Materials provided –
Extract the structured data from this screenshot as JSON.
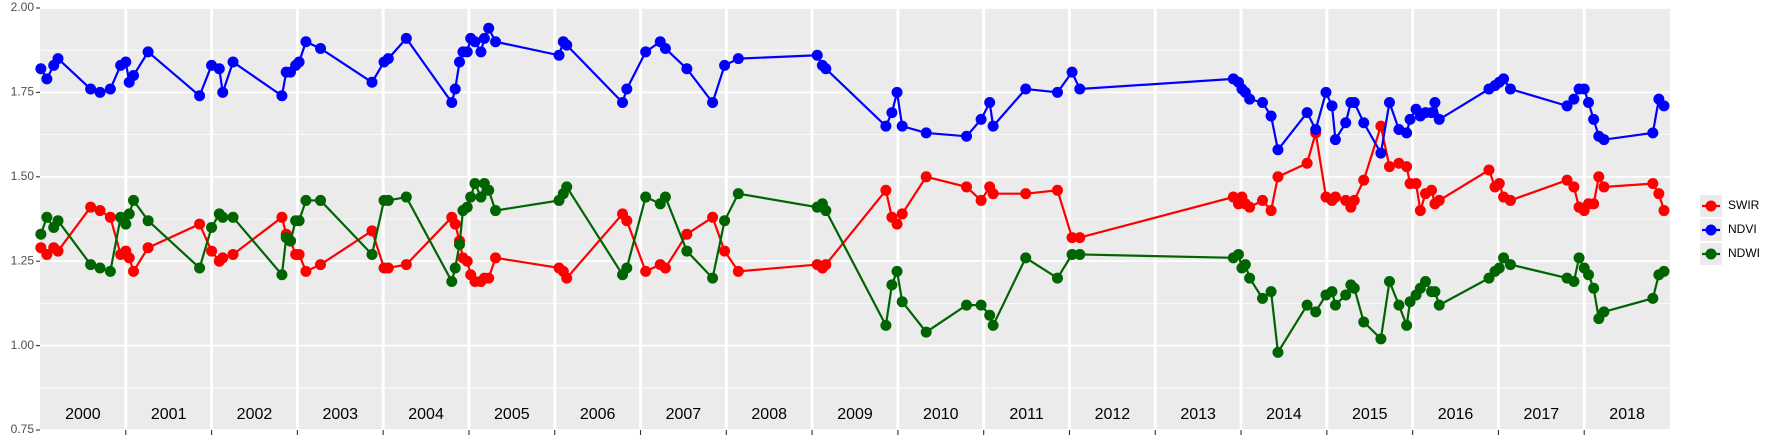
{
  "chart_data": {
    "type": "line",
    "x": [
      2000.01,
      2000.08,
      2000.16,
      2000.21,
      2000.59,
      2000.7,
      2000.82,
      2000.94,
      2001.0,
      2001.04,
      2001.09,
      2001.26,
      2001.86,
      2002.0,
      2002.09,
      2002.13,
      2002.25,
      2002.82,
      2002.87,
      2002.92,
      2002.98,
      2003.02,
      2003.1,
      2003.27,
      2003.87,
      2004.01,
      2004.06,
      2004.27,
      2004.8,
      2004.84,
      2004.89,
      2004.93,
      2004.98,
      2005.02,
      2005.07,
      2005.14,
      2005.18,
      2005.23,
      2005.31,
      2006.05,
      2006.1,
      2006.14,
      2006.79,
      2006.84,
      2007.06,
      2007.23,
      2007.29,
      2007.54,
      2007.84,
      2007.98,
      2008.14,
      2009.06,
      2009.12,
      2009.16,
      2009.86,
      2009.93,
      2009.99,
      2010.05,
      2010.33,
      2010.8,
      2010.97,
      2011.07,
      2011.11,
      2011.49,
      2011.86,
      2012.03,
      2012.12,
      2013.91,
      2013.97,
      2014.01,
      2014.05,
      2014.1,
      2014.25,
      2014.35,
      2014.43,
      2014.77,
      2014.87,
      2014.99,
      2015.06,
      2015.1,
      2015.22,
      2015.28,
      2015.32,
      2015.43,
      2015.63,
      2015.73,
      2015.84,
      2015.93,
      2015.97,
      2016.04,
      2016.09,
      2016.15,
      2016.22,
      2016.26,
      2016.31,
      2016.89,
      2016.96,
      2017.01,
      2017.06,
      2017.14,
      2017.8,
      2017.88,
      2017.94,
      2018.0,
      2018.05,
      2018.11,
      2018.17,
      2018.23,
      2018.8,
      2018.87,
      2018.93
    ],
    "series": [
      {
        "name": "SWIR",
        "color": "#ff0000",
        "values": [
          1.29,
          1.27,
          1.29,
          1.28,
          1.41,
          1.4,
          1.38,
          1.27,
          1.28,
          1.26,
          1.22,
          1.29,
          1.36,
          1.28,
          1.25,
          1.26,
          1.27,
          1.38,
          1.33,
          1.31,
          1.27,
          1.27,
          1.22,
          1.24,
          1.34,
          1.23,
          1.23,
          1.24,
          1.38,
          1.36,
          1.31,
          1.26,
          1.25,
          1.21,
          1.19,
          1.19,
          1.2,
          1.2,
          1.26,
          1.23,
          1.22,
          1.2,
          1.39,
          1.37,
          1.22,
          1.24,
          1.23,
          1.33,
          1.38,
          1.28,
          1.22,
          1.24,
          1.23,
          1.24,
          1.46,
          1.38,
          1.36,
          1.39,
          1.5,
          1.47,
          1.43,
          1.47,
          1.45,
          1.45,
          1.46,
          1.32,
          1.32,
          1.44,
          1.42,
          1.44,
          1.42,
          1.41,
          1.43,
          1.4,
          1.5,
          1.54,
          1.63,
          1.44,
          1.43,
          1.44,
          1.43,
          1.41,
          1.43,
          1.49,
          1.65,
          1.53,
          1.54,
          1.53,
          1.48,
          1.48,
          1.4,
          1.45,
          1.46,
          1.42,
          1.43,
          1.52,
          1.47,
          1.48,
          1.44,
          1.43,
          1.49,
          1.47,
          1.41,
          1.4,
          1.42,
          1.42,
          1.5,
          1.47,
          1.48,
          1.45,
          1.4
        ]
      },
      {
        "name": "NDVI",
        "color": "#0000ff",
        "values": [
          1.82,
          1.79,
          1.83,
          1.85,
          1.76,
          1.75,
          1.76,
          1.83,
          1.84,
          1.78,
          1.8,
          1.87,
          1.74,
          1.83,
          1.82,
          1.75,
          1.84,
          1.74,
          1.81,
          1.81,
          1.83,
          1.84,
          1.9,
          1.88,
          1.78,
          1.84,
          1.85,
          1.91,
          1.72,
          1.76,
          1.84,
          1.87,
          1.87,
          1.91,
          1.9,
          1.87,
          1.91,
          1.94,
          1.9,
          1.86,
          1.9,
          1.89,
          1.72,
          1.76,
          1.87,
          1.9,
          1.88,
          1.82,
          1.72,
          1.83,
          1.85,
          1.86,
          1.83,
          1.82,
          1.65,
          1.69,
          1.75,
          1.65,
          1.63,
          1.62,
          1.67,
          1.72,
          1.65,
          1.76,
          1.75,
          1.81,
          1.76,
          1.79,
          1.78,
          1.76,
          1.75,
          1.73,
          1.72,
          1.68,
          1.58,
          1.69,
          1.64,
          1.75,
          1.71,
          1.61,
          1.66,
          1.72,
          1.72,
          1.66,
          1.57,
          1.72,
          1.64,
          1.63,
          1.67,
          1.7,
          1.68,
          1.69,
          1.69,
          1.72,
          1.67,
          1.76,
          1.77,
          1.78,
          1.79,
          1.76,
          1.71,
          1.73,
          1.76,
          1.76,
          1.72,
          1.67,
          1.62,
          1.61,
          1.63,
          1.73,
          1.71
        ]
      },
      {
        "name": "NDWI",
        "color": "#006400",
        "values": [
          1.33,
          1.38,
          1.35,
          1.37,
          1.24,
          1.23,
          1.22,
          1.38,
          1.36,
          1.39,
          1.43,
          1.37,
          1.23,
          1.35,
          1.39,
          1.38,
          1.38,
          1.21,
          1.32,
          1.31,
          1.37,
          1.37,
          1.43,
          1.43,
          1.27,
          1.43,
          1.43,
          1.44,
          1.19,
          1.23,
          1.3,
          1.4,
          1.41,
          1.44,
          1.48,
          1.44,
          1.48,
          1.46,
          1.4,
          1.43,
          1.45,
          1.47,
          1.21,
          1.23,
          1.44,
          1.42,
          1.44,
          1.28,
          1.2,
          1.37,
          1.45,
          1.41,
          1.42,
          1.4,
          1.06,
          1.18,
          1.22,
          1.13,
          1.04,
          1.12,
          1.12,
          1.09,
          1.06,
          1.26,
          1.2,
          1.27,
          1.27,
          1.26,
          1.27,
          1.23,
          1.24,
          1.2,
          1.14,
          1.16,
          0.98,
          1.12,
          1.1,
          1.15,
          1.16,
          1.12,
          1.15,
          1.18,
          1.17,
          1.07,
          1.02,
          1.19,
          1.12,
          1.06,
          1.13,
          1.15,
          1.17,
          1.19,
          1.16,
          1.16,
          1.12,
          1.2,
          1.22,
          1.23,
          1.26,
          1.24,
          1.2,
          1.19,
          1.26,
          1.23,
          1.21,
          1.17,
          1.08,
          1.1,
          1.14,
          1.21,
          1.22
        ]
      }
    ],
    "xlim": [
      2000,
      2019
    ],
    "xticks": [
      2001,
      2002,
      2003,
      2004,
      2005,
      2006,
      2007,
      2008,
      2009,
      2010,
      2011,
      2012,
      2013,
      2014,
      2015,
      2016,
      2017,
      2018
    ],
    "year_labels": [
      {
        "value": 2000.5,
        "label": "2000"
      },
      {
        "value": 2001.5,
        "label": "2001"
      },
      {
        "value": 2002.5,
        "label": "2002"
      },
      {
        "value": 2003.5,
        "label": "2003"
      },
      {
        "value": 2004.5,
        "label": "2004"
      },
      {
        "value": 2005.5,
        "label": "2005"
      },
      {
        "value": 2006.5,
        "label": "2006"
      },
      {
        "value": 2007.5,
        "label": "2007"
      },
      {
        "value": 2008.5,
        "label": "2008"
      },
      {
        "value": 2009.5,
        "label": "2009"
      },
      {
        "value": 2010.5,
        "label": "2010"
      },
      {
        "value": 2011.5,
        "label": "2011"
      },
      {
        "value": 2012.5,
        "label": "2012"
      },
      {
        "value": 2013.5,
        "label": "2013"
      },
      {
        "value": 2014.5,
        "label": "2014"
      },
      {
        "value": 2015.5,
        "label": "2015"
      },
      {
        "value": 2016.5,
        "label": "2016"
      },
      {
        "value": 2017.5,
        "label": "2017"
      },
      {
        "value": 2018.5,
        "label": "2018"
      }
    ],
    "ylim": [
      0.75,
      2
    ],
    "yticks": [
      {
        "value": 0.75,
        "label": "0.75"
      },
      {
        "value": 1,
        "label": "1.00"
      },
      {
        "value": 1.25,
        "label": "1.25"
      },
      {
        "value": 1.5,
        "label": "1.50"
      },
      {
        "value": 1.75,
        "label": "1.75"
      },
      {
        "value": 2,
        "label": "2.00"
      }
    ],
    "grid": true,
    "legend": "right"
  }
}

What needs to be done –
Say how many lines of the data include the string "color". Nothing other than the number should be given.

Reply to the task –
3